_To be done_: Within the listing below, locate all lines containing the word "Suma". Copy each one.
START Input data
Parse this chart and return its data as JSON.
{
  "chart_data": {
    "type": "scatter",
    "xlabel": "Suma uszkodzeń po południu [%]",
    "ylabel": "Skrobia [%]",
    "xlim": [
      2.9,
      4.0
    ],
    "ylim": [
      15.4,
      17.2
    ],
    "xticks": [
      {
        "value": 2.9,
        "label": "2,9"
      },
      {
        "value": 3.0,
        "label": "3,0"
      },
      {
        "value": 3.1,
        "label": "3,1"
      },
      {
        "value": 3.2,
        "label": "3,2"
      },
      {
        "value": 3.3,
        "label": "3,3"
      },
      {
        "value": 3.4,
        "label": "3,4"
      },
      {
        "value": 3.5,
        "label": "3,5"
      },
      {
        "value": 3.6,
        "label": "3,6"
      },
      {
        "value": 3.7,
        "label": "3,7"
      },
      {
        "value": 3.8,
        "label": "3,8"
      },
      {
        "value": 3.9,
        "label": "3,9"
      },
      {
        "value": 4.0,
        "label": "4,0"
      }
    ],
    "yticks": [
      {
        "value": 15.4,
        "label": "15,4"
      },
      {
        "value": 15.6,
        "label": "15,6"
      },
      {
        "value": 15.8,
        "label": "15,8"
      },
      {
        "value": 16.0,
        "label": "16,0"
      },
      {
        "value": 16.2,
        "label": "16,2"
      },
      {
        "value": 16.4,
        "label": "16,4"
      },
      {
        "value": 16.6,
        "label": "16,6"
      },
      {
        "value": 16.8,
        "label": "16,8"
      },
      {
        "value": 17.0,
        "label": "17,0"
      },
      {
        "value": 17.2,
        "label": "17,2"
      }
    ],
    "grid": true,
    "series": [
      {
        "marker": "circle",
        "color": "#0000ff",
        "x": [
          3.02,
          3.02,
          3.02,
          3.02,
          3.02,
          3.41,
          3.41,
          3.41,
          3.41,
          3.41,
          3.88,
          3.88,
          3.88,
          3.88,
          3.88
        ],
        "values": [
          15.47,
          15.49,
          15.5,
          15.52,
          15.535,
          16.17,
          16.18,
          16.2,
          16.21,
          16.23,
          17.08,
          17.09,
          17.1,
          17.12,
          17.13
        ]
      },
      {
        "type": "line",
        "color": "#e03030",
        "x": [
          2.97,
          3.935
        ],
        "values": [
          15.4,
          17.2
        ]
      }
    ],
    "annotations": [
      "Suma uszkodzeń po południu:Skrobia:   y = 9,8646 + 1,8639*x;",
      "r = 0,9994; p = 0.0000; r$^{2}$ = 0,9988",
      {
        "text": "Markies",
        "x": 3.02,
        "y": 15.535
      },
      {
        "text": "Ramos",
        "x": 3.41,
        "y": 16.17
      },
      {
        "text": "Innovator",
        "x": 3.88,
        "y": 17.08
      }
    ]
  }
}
END Input data
_Answer to this problem_:
    "xlabel": "Suma uszkodzeń po południu [%]",
      "Suma uszkodzeń po południu:Skrobia:   y = 9,8646 + 1,8639*x;",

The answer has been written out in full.